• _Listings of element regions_
——
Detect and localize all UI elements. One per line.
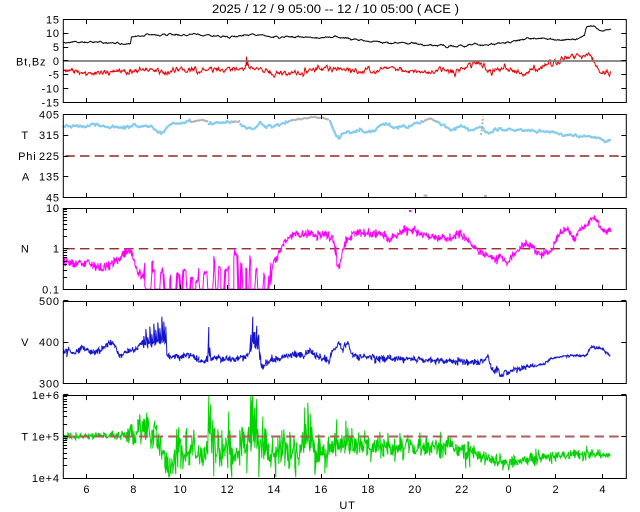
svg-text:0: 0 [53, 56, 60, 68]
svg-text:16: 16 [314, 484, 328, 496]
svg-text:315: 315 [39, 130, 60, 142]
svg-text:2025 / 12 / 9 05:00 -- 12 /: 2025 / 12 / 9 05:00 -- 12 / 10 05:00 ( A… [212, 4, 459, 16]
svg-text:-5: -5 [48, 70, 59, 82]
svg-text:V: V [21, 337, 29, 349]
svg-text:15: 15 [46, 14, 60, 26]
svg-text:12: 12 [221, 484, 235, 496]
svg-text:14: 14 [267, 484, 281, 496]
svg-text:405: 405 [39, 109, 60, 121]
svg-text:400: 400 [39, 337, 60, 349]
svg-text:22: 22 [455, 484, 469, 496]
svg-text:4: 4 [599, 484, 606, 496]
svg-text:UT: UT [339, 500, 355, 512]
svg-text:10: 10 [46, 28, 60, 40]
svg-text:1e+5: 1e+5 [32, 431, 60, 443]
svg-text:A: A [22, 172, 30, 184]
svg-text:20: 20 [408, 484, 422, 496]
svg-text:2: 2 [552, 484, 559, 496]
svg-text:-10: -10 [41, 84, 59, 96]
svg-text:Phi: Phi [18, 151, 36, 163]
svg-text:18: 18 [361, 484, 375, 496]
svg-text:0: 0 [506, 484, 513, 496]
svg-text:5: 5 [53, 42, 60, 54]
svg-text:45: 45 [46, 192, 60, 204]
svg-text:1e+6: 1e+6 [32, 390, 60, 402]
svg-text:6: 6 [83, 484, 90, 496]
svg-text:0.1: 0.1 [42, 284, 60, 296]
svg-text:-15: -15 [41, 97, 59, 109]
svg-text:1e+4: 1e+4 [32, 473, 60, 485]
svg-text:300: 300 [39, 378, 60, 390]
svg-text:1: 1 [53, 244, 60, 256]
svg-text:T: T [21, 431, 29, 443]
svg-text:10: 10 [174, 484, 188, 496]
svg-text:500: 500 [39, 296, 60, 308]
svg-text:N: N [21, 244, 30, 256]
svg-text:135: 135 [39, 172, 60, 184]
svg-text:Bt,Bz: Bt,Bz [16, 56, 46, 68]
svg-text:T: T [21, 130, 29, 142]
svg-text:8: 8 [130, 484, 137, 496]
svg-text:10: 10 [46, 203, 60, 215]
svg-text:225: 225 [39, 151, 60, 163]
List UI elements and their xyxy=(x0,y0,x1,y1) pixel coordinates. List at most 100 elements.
——
• _DIRECTIONS_
Print every line of the entries above again, character for character, omitting the pictures.

• _RESULT FOR THIS EXERCISE_
Detect and localize all UI elements. One per line.
svg-text:0: 0 [53, 56, 60, 68]
svg-text:16: 16 [314, 484, 328, 496]
svg-text:315: 315 [39, 130, 60, 142]
svg-text:2025 / 12 / 9 05:00 -- 12 /: 2025 / 12 / 9 05:00 -- 12 / 10 05:00 ( A… [212, 4, 459, 16]
svg-text:-5: -5 [48, 70, 59, 82]
svg-text:V: V [21, 337, 29, 349]
svg-text:15: 15 [46, 14, 60, 26]
svg-text:12: 12 [221, 484, 235, 496]
svg-text:14: 14 [267, 484, 281, 496]
svg-text:405: 405 [39, 109, 60, 121]
svg-text:400: 400 [39, 337, 60, 349]
svg-text:22: 22 [455, 484, 469, 496]
svg-text:4: 4 [599, 484, 606, 496]
svg-text:UT: UT [339, 500, 355, 512]
svg-text:10: 10 [46, 28, 60, 40]
svg-text:1e+5: 1e+5 [32, 431, 60, 443]
svg-text:A: A [22, 172, 30, 184]
svg-text:20: 20 [408, 484, 422, 496]
svg-text:2: 2 [552, 484, 559, 496]
svg-text:-10: -10 [41, 84, 59, 96]
svg-text:Phi: Phi [18, 151, 36, 163]
svg-text:18: 18 [361, 484, 375, 496]
svg-text:0: 0 [506, 484, 513, 496]
svg-text:5: 5 [53, 42, 60, 54]
svg-text:45: 45 [46, 192, 60, 204]
svg-text:1e+6: 1e+6 [32, 390, 60, 402]
svg-text:6: 6 [83, 484, 90, 496]
svg-text:0.1: 0.1 [42, 284, 60, 296]
svg-text:-15: -15 [41, 97, 59, 109]
svg-text:1e+4: 1e+4 [32, 473, 60, 485]
svg-text:300: 300 [39, 378, 60, 390]
svg-text:1: 1 [53, 244, 60, 256]
svg-text:T: T [21, 431, 29, 443]
svg-text:10: 10 [174, 484, 188, 496]
svg-text:500: 500 [39, 296, 60, 308]
svg-text:N: N [21, 244, 30, 256]
svg-text:135: 135 [39, 172, 60, 184]
svg-text:Bt,Bz: Bt,Bz [16, 56, 46, 68]
svg-text:T: T [21, 130, 29, 142]
svg-text:8: 8 [130, 484, 137, 496]
svg-text:10: 10 [46, 203, 60, 215]
svg-text:225: 225 [39, 151, 60, 163]
List UI elements and their xyxy=(x0,y0,x1,y1) pixel coordinates. List at most 100 elements.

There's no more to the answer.